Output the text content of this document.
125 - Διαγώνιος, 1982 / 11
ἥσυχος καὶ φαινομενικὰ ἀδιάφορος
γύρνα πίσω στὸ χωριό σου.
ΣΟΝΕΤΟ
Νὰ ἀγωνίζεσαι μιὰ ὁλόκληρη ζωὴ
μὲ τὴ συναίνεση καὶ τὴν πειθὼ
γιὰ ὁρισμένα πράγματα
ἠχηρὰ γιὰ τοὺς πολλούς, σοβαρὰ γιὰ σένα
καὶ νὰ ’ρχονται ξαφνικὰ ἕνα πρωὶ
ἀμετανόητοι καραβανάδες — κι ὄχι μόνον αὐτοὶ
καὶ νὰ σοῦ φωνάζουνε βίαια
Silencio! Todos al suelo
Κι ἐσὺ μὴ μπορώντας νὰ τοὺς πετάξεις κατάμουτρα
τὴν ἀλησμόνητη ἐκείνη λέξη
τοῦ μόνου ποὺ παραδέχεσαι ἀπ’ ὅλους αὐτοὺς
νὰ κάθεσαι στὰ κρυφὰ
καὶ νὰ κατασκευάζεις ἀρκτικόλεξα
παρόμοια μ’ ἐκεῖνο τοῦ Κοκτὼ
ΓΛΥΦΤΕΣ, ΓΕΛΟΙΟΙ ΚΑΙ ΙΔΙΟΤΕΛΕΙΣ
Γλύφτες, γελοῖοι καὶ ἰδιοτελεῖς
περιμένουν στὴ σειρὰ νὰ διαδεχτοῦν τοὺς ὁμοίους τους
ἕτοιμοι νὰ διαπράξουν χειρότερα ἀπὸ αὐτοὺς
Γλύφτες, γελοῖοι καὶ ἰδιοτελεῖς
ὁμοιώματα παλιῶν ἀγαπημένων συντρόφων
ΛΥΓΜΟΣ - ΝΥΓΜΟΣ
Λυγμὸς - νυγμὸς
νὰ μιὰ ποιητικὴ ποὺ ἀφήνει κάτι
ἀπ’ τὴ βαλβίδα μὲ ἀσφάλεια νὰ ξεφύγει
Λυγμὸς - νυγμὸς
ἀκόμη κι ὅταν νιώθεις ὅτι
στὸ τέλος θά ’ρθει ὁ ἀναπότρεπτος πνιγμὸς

══════

Copy out each record exactly as given, omitting none.

▶ _Written response_
Output the text content of this document.
125 - Διαγώνιος, 1982 / 11
ἥσυχος καὶ φαινομενικὰ ἀδιάφορος
γύρνα πίσω στὸ χωριό σου.
ΣΟΝΕΤΟ
Νὰ ἀγωνίζεσαι μιὰ ὁλόκληρη ζωὴ
μὲ τὴ συναίνεση καὶ τὴν πειθὼ
γιὰ ὁρισμένα πράγματα
ἠχηρὰ γιὰ τοὺς πολλούς, σοβαρὰ γιὰ σένα
καὶ νὰ ’ρχονται ξαφνικὰ ἕνα πρωὶ
ἀμετανόητοι καραβανάδες — κι ὄχι μόνον αὐτοὶ
καὶ νὰ σοῦ φωνάζουνε βίαια
Silencio! Todos al suelo
Κι ἐσὺ μὴ μπορώντας νὰ τοὺς πετάξεις κατάμουτρα
τὴν ἀλησμόνητη ἐκείνη λέξη
τοῦ μόνου ποὺ παραδέχεσαι ἀπ’ ὅλους αὐτοὺς
νὰ κάθεσαι στὰ κρυφὰ
καὶ νὰ κατασκευάζεις ἀρκτικόλεξα
παρόμοια μ’ ἐκεῖνο τοῦ Κοκτὼ
ΓΛΥΦΤΕΣ, ΓΕΛΟΙΟΙ ΚΑΙ ΙΔΙΟΤΕΛΕΙΣ
Γλύφτες, γελοῖοι καὶ ἰδιοτελεῖς
περιμένουν στὴ σειρὰ νὰ διαδεχτοῦν τοὺς ὁμοίους τους
ἕτοιμοι νὰ διαπράξουν χειρότερα ἀπὸ αὐτοὺς
Γλύφτες, γελοῖοι καὶ ἰδιοτελεῖς
ὁμοιώματα παλιῶν ἀγαπημένων συντρόφων
ΛΥΓΜΟΣ - ΝΥΓΜΟΣ
Λυγμὸς - νυγμὸς
νὰ μιὰ ποιητικὴ ποὺ ἀφήνει κάτι
ἀπ’ τὴ βαλβίδα μὲ ἀσφάλεια νὰ ξεφύγει
Λυγμὸς - νυγμὸς
ἀκόμη κι ὅταν νιώθεις ὅτι
στὸ τέλος θά ’ρθει ὁ ἀναπότρεπτος πνιγμὸς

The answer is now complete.